*Stated exercise:* Copy every line of the listing exactly.

*Records:*
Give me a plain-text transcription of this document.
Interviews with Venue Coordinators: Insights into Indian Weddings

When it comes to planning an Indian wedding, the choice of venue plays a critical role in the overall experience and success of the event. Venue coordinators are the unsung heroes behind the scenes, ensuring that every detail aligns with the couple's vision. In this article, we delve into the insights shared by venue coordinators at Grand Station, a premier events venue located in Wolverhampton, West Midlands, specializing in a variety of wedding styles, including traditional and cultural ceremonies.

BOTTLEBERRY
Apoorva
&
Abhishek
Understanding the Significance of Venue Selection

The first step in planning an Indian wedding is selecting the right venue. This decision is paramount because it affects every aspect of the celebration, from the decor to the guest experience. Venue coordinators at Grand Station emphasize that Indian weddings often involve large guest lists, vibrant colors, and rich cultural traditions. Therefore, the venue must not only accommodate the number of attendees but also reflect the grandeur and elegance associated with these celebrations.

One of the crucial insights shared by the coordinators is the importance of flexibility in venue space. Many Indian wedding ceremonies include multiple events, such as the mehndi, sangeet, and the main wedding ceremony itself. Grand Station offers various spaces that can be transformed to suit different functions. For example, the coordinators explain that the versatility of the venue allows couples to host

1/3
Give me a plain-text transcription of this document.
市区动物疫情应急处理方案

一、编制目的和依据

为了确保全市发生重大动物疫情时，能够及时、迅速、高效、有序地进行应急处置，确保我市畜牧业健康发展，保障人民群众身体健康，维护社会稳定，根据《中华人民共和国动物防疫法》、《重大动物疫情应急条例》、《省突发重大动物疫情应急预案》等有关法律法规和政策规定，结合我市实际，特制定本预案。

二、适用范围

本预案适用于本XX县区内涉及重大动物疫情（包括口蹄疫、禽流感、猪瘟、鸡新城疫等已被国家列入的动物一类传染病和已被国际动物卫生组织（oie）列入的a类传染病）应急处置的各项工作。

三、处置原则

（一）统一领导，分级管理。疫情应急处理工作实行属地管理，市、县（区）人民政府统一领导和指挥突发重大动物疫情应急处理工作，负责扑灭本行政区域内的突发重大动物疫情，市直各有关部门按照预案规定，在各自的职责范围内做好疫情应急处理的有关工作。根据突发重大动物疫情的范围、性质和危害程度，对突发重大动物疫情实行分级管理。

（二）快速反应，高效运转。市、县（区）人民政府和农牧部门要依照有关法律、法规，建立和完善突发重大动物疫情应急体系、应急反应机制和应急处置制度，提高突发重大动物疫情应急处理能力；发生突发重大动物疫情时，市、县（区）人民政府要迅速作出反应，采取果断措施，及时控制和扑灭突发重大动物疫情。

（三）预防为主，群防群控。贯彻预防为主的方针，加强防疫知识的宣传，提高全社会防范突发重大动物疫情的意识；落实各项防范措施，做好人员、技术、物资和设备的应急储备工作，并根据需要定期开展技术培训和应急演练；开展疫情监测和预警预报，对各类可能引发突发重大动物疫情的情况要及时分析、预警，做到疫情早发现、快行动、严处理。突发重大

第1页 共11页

*Full output:*
Give me a plain-text transcription of this document.
Interviews with Venue Coordinators: Insights into Indian Weddings

When it comes to planning an Indian wedding, the choice of venue plays a critical role in the overall experience and success of the event. Venue coordinators are the unsung heroes behind the scenes, ensuring that every detail aligns with the couple's vision. In this article, we delve into the insights shared by venue coordinators at Grand Station, a premier events venue located in Wolverhampton, West Midlands, specializing in a variety of wedding styles, including traditional and cultural ceremonies.

BOTTLEBERRY
Apoorva
&
Abhishek
Understanding the Significance of Venue Selection

The first step in planning an Indian wedding is selecting the right venue. This decision is paramount because it affects every aspect of the celebration, from the decor to the guest experience. Venue coordinators at Grand Station emphasize that Indian weddings often involve large guest lists, vibrant colors, and rich cultural traditions. Therefore, the venue must not only accommodate the number of attendees but also reflect the grandeur and elegance associated with these celebrations.

One of the crucial insights shared by the coordinators is the importance of flexibility in venue space. Many Indian wedding ceremonies include multiple events, such as the mehndi, sangeet, and the main wedding ceremony itself. Grand Station offers various spaces that can be transformed to suit different functions. For example, the coordinators explain that the versatility of the venue allows couples to host

1/3
Give me a plain-text transcription of this document.
市区动物疫情应急处理方案

一、编制目的和依据

为了确保全市发生重大动物疫情时，能够及时、迅速、高效、有序地进行应急处置，确保我市畜牧业健康发展，保障人民群众身体健康，维护社会稳定，根据《中华人民共和国动物防疫法》、《重大动物疫情应急条例》、《省突发重大动物疫情应急预案》等有关法律法规和政策规定，结合我市实际，特制定本预案。

二、适用范围

本预案适用于本XX县区内涉及重大动物疫情（包括口蹄疫、禽流感、猪瘟、鸡新城疫等已被国家列入的动物一类传染病和已被国际动物卫生组织（oie）列入的a类传染病）应急处置的各项工作。

三、处置原则

（一）统一领导，分级管理。疫情应急处理工作实行属地管理，市、县（区）人民政府统一领导和指挥突发重大动物疫情应急处理工作，负责扑灭本行政区域内的突发重大动物疫情，市直各有关部门按照预案规定，在各自的职责范围内做好疫情应急处理的有关工作。根据突发重大动物疫情的范围、性质和危害程度，对突发重大动物疫情实行分级管理。

（二）快速反应，高效运转。市、县（区）人民政府和农牧部门要依照有关法律、法规，建立和完善突发重大动物疫情应急体系、应急反应机制和应急处置制度，提高突发重大动物疫情应急处理能力；发生突发重大动物疫情时，市、县（区）人民政府要迅速作出反应，采取果断措施，及时控制和扑灭突发重大动物疫情。

（三）预防为主，群防群控。贯彻预防为主的方针，加强防疫知识的宣传，提高全社会防范突发重大动物疫情的意识；落实各项防范措施，做好人员、技术、物资和设备的应急储备工作，并根据需要定期开展技术培训和应急演练；开展疫情监测和预警预报，对各类可能引发突发重大动物疫情的情况要及时分析、预警，做到疫情早发现、快行动、严处理。突发重大

第1页 共11页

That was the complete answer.